◆ What the task asks: Pick out each line containing the string "JSON".

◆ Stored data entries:
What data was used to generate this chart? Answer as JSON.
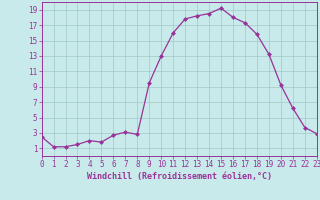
{
  "x": [
    0,
    1,
    2,
    3,
    4,
    5,
    6,
    7,
    8,
    9,
    10,
    11,
    12,
    13,
    14,
    15,
    16,
    17,
    18,
    19,
    20,
    21,
    22,
    23
  ],
  "y": [
    2.5,
    1.2,
    1.2,
    1.5,
    2.0,
    1.8,
    2.7,
    3.1,
    2.8,
    9.5,
    13.0,
    16.0,
    17.8,
    18.2,
    18.5,
    19.2,
    18.0,
    17.3,
    15.8,
    13.2,
    9.2,
    6.2,
    3.7,
    2.9
  ],
  "line_color": "#993399",
  "marker": "D",
  "marker_size": 2.0,
  "bg_color": "#c8eaea",
  "grid_color": "#a0c8c8",
  "xlim": [
    0,
    23
  ],
  "ylim": [
    0,
    20
  ],
  "yticks": [
    1,
    3,
    5,
    7,
    9,
    11,
    13,
    15,
    17,
    19
  ],
  "xticks": [
    0,
    1,
    2,
    3,
    4,
    5,
    6,
    7,
    8,
    9,
    10,
    11,
    12,
    13,
    14,
    15,
    16,
    17,
    18,
    19,
    20,
    21,
    22,
    23
  ],
  "xlabel": "Windchill (Refroidissement éolien,°C)",
  "xlabel_color": "#993399",
  "tick_color": "#993399",
  "spine_color": "#993399",
  "label_fontsize": 5.5,
  "tick_fontsize": 5.5,
  "xlabel_fontsize": 6.0
}
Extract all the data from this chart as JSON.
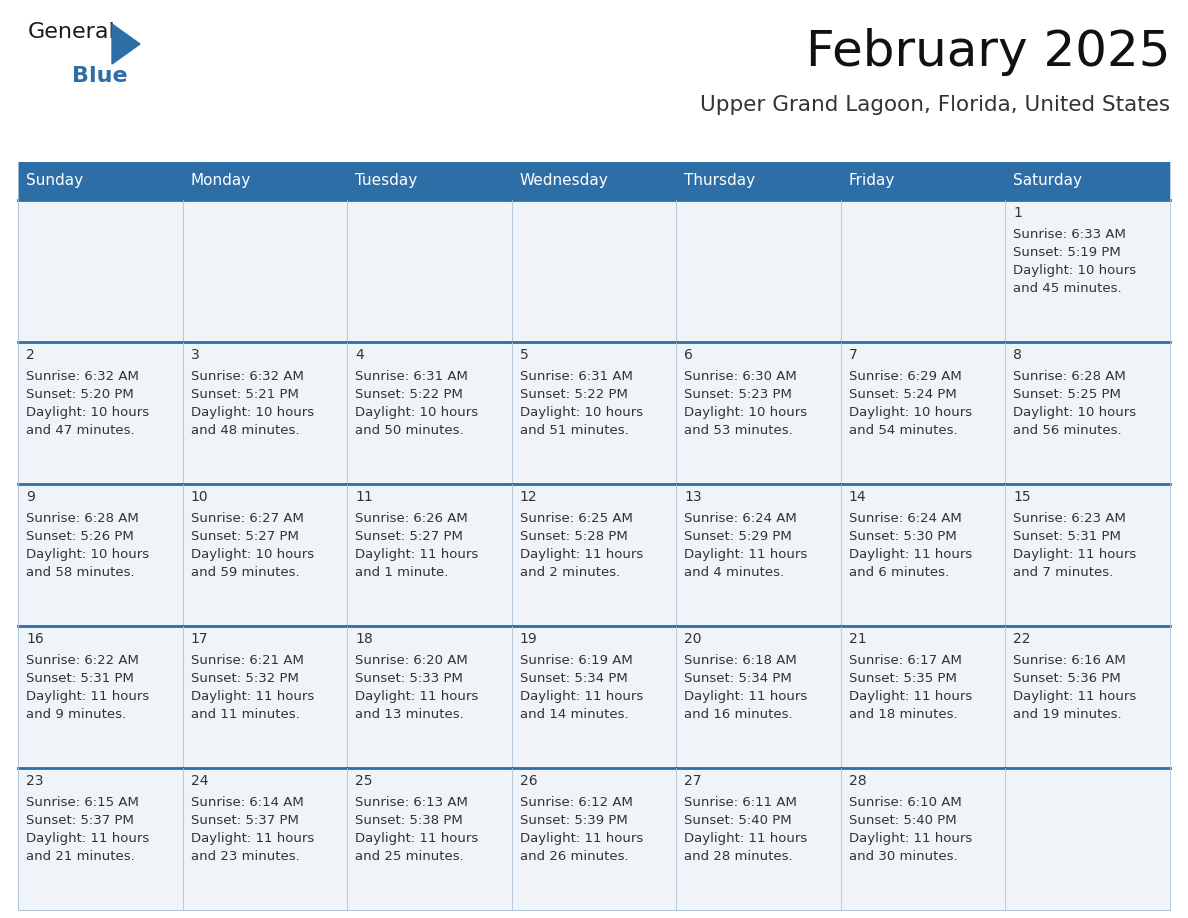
{
  "title": "February 2025",
  "subtitle": "Upper Grand Lagoon, Florida, United States",
  "days_of_week": [
    "Sunday",
    "Monday",
    "Tuesday",
    "Wednesday",
    "Thursday",
    "Friday",
    "Saturday"
  ],
  "header_bg": "#2E6EA6",
  "header_text": "#FFFFFF",
  "cell_bg": "#F0F4F8",
  "border_top_color": "#2E6EA6",
  "border_inner_color": "#B0C4D8",
  "day_num_color": "#333333",
  "cell_text_color": "#333333",
  "title_color": "#111111",
  "subtitle_color": "#333333",
  "logo_general_color": "#222222",
  "logo_blue_color": "#2E6EA6",
  "calendar_data": [
    [
      null,
      null,
      null,
      null,
      null,
      null,
      {
        "day": 1,
        "sunrise": "6:33 AM",
        "sunset": "5:19 PM",
        "daylight_line1": "Daylight: 10 hours",
        "daylight_line2": "and 45 minutes."
      }
    ],
    [
      {
        "day": 2,
        "sunrise": "6:32 AM",
        "sunset": "5:20 PM",
        "daylight_line1": "Daylight: 10 hours",
        "daylight_line2": "and 47 minutes."
      },
      {
        "day": 3,
        "sunrise": "6:32 AM",
        "sunset": "5:21 PM",
        "daylight_line1": "Daylight: 10 hours",
        "daylight_line2": "and 48 minutes."
      },
      {
        "day": 4,
        "sunrise": "6:31 AM",
        "sunset": "5:22 PM",
        "daylight_line1": "Daylight: 10 hours",
        "daylight_line2": "and 50 minutes."
      },
      {
        "day": 5,
        "sunrise": "6:31 AM",
        "sunset": "5:22 PM",
        "daylight_line1": "Daylight: 10 hours",
        "daylight_line2": "and 51 minutes."
      },
      {
        "day": 6,
        "sunrise": "6:30 AM",
        "sunset": "5:23 PM",
        "daylight_line1": "Daylight: 10 hours",
        "daylight_line2": "and 53 minutes."
      },
      {
        "day": 7,
        "sunrise": "6:29 AM",
        "sunset": "5:24 PM",
        "daylight_line1": "Daylight: 10 hours",
        "daylight_line2": "and 54 minutes."
      },
      {
        "day": 8,
        "sunrise": "6:28 AM",
        "sunset": "5:25 PM",
        "daylight_line1": "Daylight: 10 hours",
        "daylight_line2": "and 56 minutes."
      }
    ],
    [
      {
        "day": 9,
        "sunrise": "6:28 AM",
        "sunset": "5:26 PM",
        "daylight_line1": "Daylight: 10 hours",
        "daylight_line2": "and 58 minutes."
      },
      {
        "day": 10,
        "sunrise": "6:27 AM",
        "sunset": "5:27 PM",
        "daylight_line1": "Daylight: 10 hours",
        "daylight_line2": "and 59 minutes."
      },
      {
        "day": 11,
        "sunrise": "6:26 AM",
        "sunset": "5:27 PM",
        "daylight_line1": "Daylight: 11 hours",
        "daylight_line2": "and 1 minute."
      },
      {
        "day": 12,
        "sunrise": "6:25 AM",
        "sunset": "5:28 PM",
        "daylight_line1": "Daylight: 11 hours",
        "daylight_line2": "and 2 minutes."
      },
      {
        "day": 13,
        "sunrise": "6:24 AM",
        "sunset": "5:29 PM",
        "daylight_line1": "Daylight: 11 hours",
        "daylight_line2": "and 4 minutes."
      },
      {
        "day": 14,
        "sunrise": "6:24 AM",
        "sunset": "5:30 PM",
        "daylight_line1": "Daylight: 11 hours",
        "daylight_line2": "and 6 minutes."
      },
      {
        "day": 15,
        "sunrise": "6:23 AM",
        "sunset": "5:31 PM",
        "daylight_line1": "Daylight: 11 hours",
        "daylight_line2": "and 7 minutes."
      }
    ],
    [
      {
        "day": 16,
        "sunrise": "6:22 AM",
        "sunset": "5:31 PM",
        "daylight_line1": "Daylight: 11 hours",
        "daylight_line2": "and 9 minutes."
      },
      {
        "day": 17,
        "sunrise": "6:21 AM",
        "sunset": "5:32 PM",
        "daylight_line1": "Daylight: 11 hours",
        "daylight_line2": "and 11 minutes."
      },
      {
        "day": 18,
        "sunrise": "6:20 AM",
        "sunset": "5:33 PM",
        "daylight_line1": "Daylight: 11 hours",
        "daylight_line2": "and 13 minutes."
      },
      {
        "day": 19,
        "sunrise": "6:19 AM",
        "sunset": "5:34 PM",
        "daylight_line1": "Daylight: 11 hours",
        "daylight_line2": "and 14 minutes."
      },
      {
        "day": 20,
        "sunrise": "6:18 AM",
        "sunset": "5:34 PM",
        "daylight_line1": "Daylight: 11 hours",
        "daylight_line2": "and 16 minutes."
      },
      {
        "day": 21,
        "sunrise": "6:17 AM",
        "sunset": "5:35 PM",
        "daylight_line1": "Daylight: 11 hours",
        "daylight_line2": "and 18 minutes."
      },
      {
        "day": 22,
        "sunrise": "6:16 AM",
        "sunset": "5:36 PM",
        "daylight_line1": "Daylight: 11 hours",
        "daylight_line2": "and 19 minutes."
      }
    ],
    [
      {
        "day": 23,
        "sunrise": "6:15 AM",
        "sunset": "5:37 PM",
        "daylight_line1": "Daylight: 11 hours",
        "daylight_line2": "and 21 minutes."
      },
      {
        "day": 24,
        "sunrise": "6:14 AM",
        "sunset": "5:37 PM",
        "daylight_line1": "Daylight: 11 hours",
        "daylight_line2": "and 23 minutes."
      },
      {
        "day": 25,
        "sunrise": "6:13 AM",
        "sunset": "5:38 PM",
        "daylight_line1": "Daylight: 11 hours",
        "daylight_line2": "and 25 minutes."
      },
      {
        "day": 26,
        "sunrise": "6:12 AM",
        "sunset": "5:39 PM",
        "daylight_line1": "Daylight: 11 hours",
        "daylight_line2": "and 26 minutes."
      },
      {
        "day": 27,
        "sunrise": "6:11 AM",
        "sunset": "5:40 PM",
        "daylight_line1": "Daylight: 11 hours",
        "daylight_line2": "and 28 minutes."
      },
      {
        "day": 28,
        "sunrise": "6:10 AM",
        "sunset": "5:40 PM",
        "daylight_line1": "Daylight: 11 hours",
        "daylight_line2": "and 30 minutes."
      },
      null
    ]
  ]
}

◆ Response to the exercise:
What data was used to generate this chart? Answer as JSON.
Extract all the data from this chart as JSON.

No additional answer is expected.